## TASK DESCRIPTION
Find how many lines of the listing below include the word "text", then report the number by itself.

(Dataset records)
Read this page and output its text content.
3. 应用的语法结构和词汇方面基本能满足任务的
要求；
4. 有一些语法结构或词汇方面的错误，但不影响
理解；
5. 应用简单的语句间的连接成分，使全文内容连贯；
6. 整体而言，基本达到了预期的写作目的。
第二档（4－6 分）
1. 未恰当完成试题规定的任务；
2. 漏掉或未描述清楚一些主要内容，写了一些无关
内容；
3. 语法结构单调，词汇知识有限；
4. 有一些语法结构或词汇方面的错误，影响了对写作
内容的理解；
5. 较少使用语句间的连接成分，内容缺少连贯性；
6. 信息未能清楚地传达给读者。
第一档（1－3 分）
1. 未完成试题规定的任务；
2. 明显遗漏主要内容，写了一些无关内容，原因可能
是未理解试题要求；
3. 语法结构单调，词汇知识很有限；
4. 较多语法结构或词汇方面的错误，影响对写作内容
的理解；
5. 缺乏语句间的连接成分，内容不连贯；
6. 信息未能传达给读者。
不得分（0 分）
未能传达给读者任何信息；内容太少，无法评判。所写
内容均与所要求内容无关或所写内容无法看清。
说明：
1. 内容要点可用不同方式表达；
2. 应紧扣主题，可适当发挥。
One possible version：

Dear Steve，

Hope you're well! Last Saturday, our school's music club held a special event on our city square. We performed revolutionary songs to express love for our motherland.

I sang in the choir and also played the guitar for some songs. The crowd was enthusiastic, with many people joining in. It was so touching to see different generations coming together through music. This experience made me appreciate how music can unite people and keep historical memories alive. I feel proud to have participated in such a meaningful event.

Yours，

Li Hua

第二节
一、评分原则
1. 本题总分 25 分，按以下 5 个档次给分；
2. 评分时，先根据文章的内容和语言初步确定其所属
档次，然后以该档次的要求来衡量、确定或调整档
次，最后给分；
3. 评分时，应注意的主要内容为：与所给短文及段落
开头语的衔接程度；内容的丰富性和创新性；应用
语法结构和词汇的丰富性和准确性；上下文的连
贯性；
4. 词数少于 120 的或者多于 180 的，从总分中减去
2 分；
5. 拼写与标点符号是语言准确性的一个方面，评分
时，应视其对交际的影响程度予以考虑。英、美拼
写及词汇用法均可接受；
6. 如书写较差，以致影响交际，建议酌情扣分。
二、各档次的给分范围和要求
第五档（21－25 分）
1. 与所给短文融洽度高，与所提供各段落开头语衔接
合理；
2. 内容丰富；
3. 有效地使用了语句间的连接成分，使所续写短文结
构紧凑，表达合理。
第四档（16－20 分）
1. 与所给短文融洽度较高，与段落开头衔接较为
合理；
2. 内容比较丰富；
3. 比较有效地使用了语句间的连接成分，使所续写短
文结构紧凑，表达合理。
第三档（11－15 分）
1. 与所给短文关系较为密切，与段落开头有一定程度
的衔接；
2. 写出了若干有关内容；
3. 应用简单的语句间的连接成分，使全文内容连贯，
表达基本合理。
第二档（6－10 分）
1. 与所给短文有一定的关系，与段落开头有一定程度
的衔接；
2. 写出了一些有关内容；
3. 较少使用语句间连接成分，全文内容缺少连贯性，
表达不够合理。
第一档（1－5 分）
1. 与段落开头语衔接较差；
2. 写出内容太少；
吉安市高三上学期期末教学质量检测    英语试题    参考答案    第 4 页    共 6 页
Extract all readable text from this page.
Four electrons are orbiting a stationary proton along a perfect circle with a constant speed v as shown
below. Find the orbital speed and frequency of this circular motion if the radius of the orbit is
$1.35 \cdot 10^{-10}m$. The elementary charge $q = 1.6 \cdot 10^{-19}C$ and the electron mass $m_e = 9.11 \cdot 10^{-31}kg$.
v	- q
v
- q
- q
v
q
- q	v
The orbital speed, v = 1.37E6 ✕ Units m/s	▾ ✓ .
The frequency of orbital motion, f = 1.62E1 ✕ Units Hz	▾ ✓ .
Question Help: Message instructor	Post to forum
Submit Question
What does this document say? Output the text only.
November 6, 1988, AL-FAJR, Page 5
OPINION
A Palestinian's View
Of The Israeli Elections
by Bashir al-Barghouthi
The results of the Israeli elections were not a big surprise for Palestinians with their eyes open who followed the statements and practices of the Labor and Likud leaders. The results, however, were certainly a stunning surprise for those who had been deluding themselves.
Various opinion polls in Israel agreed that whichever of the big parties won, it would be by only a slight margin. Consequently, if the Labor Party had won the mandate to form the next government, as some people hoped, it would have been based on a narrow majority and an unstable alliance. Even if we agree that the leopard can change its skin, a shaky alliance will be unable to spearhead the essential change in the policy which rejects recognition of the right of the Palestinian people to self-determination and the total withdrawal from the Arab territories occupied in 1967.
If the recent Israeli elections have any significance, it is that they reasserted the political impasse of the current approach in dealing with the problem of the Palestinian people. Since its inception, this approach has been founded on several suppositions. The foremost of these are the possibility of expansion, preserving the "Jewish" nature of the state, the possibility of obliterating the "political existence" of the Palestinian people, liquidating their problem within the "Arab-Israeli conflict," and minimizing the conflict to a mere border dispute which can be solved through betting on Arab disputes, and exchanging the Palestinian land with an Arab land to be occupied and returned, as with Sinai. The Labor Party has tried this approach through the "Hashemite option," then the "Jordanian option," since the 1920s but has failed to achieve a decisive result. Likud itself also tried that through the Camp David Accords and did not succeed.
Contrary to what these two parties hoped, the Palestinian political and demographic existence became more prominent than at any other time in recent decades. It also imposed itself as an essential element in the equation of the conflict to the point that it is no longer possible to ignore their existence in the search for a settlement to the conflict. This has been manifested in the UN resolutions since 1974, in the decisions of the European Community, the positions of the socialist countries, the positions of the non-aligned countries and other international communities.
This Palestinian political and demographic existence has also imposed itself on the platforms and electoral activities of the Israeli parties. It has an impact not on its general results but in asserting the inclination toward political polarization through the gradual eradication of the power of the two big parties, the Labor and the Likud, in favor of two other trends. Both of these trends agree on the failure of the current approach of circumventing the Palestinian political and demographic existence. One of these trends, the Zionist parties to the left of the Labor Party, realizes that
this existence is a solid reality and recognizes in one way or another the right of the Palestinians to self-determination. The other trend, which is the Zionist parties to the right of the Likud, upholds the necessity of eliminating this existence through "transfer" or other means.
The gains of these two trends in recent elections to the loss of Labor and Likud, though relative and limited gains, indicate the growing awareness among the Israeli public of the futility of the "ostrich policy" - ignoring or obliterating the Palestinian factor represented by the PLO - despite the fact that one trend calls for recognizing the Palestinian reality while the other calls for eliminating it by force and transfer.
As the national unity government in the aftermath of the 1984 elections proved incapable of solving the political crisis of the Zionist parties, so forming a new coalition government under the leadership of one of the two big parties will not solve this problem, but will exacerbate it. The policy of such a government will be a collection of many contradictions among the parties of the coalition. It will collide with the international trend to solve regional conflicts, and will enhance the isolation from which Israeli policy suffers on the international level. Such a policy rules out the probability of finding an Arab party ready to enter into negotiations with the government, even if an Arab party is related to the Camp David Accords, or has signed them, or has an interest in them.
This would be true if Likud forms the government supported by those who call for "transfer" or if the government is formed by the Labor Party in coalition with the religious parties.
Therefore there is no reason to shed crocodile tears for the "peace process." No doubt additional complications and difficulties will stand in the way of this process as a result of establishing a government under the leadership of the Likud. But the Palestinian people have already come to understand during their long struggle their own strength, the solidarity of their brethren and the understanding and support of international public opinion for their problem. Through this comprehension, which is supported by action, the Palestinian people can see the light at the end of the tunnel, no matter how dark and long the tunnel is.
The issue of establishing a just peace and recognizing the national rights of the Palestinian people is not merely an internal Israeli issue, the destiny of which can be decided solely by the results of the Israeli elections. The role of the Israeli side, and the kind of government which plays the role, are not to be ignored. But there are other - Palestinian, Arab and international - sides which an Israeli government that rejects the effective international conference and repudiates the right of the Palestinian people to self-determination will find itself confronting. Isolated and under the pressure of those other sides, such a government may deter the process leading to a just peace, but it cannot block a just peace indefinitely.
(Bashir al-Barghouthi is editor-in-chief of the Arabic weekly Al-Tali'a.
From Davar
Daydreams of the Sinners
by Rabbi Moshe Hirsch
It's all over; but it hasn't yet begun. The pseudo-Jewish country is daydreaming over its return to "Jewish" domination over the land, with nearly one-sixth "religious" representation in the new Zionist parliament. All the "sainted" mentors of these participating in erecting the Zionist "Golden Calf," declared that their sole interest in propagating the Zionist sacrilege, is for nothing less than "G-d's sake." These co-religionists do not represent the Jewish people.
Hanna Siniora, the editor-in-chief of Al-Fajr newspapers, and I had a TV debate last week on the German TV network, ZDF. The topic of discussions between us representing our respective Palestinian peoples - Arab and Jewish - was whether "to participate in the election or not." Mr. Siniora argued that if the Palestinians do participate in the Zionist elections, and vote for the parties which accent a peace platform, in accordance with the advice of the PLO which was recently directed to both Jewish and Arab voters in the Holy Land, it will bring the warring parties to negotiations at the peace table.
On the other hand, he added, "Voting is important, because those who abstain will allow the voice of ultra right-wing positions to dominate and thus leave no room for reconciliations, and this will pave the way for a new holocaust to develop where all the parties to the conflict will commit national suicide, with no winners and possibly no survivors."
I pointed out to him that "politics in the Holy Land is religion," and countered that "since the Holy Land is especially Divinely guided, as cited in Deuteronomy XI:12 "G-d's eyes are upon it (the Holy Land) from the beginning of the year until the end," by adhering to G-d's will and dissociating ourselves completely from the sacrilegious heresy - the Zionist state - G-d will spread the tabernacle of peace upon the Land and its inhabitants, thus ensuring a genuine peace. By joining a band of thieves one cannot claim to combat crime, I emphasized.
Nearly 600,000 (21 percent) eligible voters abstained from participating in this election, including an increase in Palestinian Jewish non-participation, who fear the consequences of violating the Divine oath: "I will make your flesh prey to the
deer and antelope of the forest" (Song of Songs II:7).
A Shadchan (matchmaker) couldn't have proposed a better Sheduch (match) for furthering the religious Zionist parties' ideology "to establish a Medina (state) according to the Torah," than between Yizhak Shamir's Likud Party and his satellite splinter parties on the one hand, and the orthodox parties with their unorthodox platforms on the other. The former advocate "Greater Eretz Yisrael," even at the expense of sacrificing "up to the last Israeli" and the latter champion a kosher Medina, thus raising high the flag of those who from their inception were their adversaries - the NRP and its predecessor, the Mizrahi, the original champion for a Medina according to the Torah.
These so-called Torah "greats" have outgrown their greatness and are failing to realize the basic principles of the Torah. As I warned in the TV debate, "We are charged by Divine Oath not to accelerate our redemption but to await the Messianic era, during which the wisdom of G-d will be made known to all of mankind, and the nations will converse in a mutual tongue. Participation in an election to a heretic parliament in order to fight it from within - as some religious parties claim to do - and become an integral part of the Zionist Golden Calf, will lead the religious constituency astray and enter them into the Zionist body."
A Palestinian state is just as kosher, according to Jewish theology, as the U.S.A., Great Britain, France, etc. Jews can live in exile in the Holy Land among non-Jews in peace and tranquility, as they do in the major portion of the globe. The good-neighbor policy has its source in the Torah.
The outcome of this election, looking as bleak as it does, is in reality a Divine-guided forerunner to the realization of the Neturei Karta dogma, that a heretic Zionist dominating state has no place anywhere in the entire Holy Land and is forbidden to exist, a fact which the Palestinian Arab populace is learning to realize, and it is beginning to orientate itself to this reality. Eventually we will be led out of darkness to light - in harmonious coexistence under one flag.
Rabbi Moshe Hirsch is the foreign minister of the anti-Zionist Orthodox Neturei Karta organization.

## COMPLETE ANSWER
3